-- GIVEN TASK --
Output every record word for word.
───── DATASET RECORDS ─────
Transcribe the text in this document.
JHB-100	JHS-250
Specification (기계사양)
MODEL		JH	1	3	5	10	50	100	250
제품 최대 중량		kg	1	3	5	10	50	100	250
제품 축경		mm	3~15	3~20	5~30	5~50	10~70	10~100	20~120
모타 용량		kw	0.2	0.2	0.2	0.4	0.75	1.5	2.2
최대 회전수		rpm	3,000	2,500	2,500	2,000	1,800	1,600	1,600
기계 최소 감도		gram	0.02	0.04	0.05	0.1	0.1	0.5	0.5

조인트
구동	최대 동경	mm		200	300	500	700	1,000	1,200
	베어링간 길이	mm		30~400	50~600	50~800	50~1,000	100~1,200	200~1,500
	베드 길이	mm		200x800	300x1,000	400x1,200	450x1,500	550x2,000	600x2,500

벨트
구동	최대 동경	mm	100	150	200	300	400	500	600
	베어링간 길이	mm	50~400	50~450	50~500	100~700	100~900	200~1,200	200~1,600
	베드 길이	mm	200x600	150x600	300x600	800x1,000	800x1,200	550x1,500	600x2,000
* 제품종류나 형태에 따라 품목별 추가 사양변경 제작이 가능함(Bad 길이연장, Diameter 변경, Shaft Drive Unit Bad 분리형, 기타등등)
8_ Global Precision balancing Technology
─────
-- TASK RESULT --
Transcribe the text in this document.
JHB-100	JHS-250
Specification (기계사양)
MODEL		JH	1	3	5	10	50	100	250
제품 최대 중량		kg	1	3	5	10	50	100	250
제품 축경		mm	3~15	3~20	5~30	5~50	10~70	10~100	20~120
모타 용량		kw	0.2	0.2	0.2	0.4	0.75	1.5	2.2
최대 회전수		rpm	3,000	2,500	2,500	2,000	1,800	1,600	1,600
기계 최소 감도		gram	0.02	0.04	0.05	0.1	0.1	0.5	0.5

조인트
구동	최대 동경	mm		200	300	500	700	1,000	1,200
	베어링간 길이	mm		30~400	50~600	50~800	50~1,000	100~1,200	200~1,500
	베드 길이	mm		200x800	300x1,000	400x1,200	450x1,500	550x2,000	600x2,500

벨트
구동	최대 동경	mm	100	150	200	300	400	500	600
	베어링간 길이	mm	50~400	50~450	50~500	100~700	100~900	200~1,200	200~1,600
	베드 길이	mm	200x600	150x600	300x600	800x1,000	800x1,200	550x1,500	600x2,000
* 제품종류나 형태에 따라 품목별 추가 사양변경 제작이 가능함(Bad 길이연장, Diameter 변경, Shaft Drive Unit Bad 분리형, 기타등등)
8_ Global Precision balancing Technology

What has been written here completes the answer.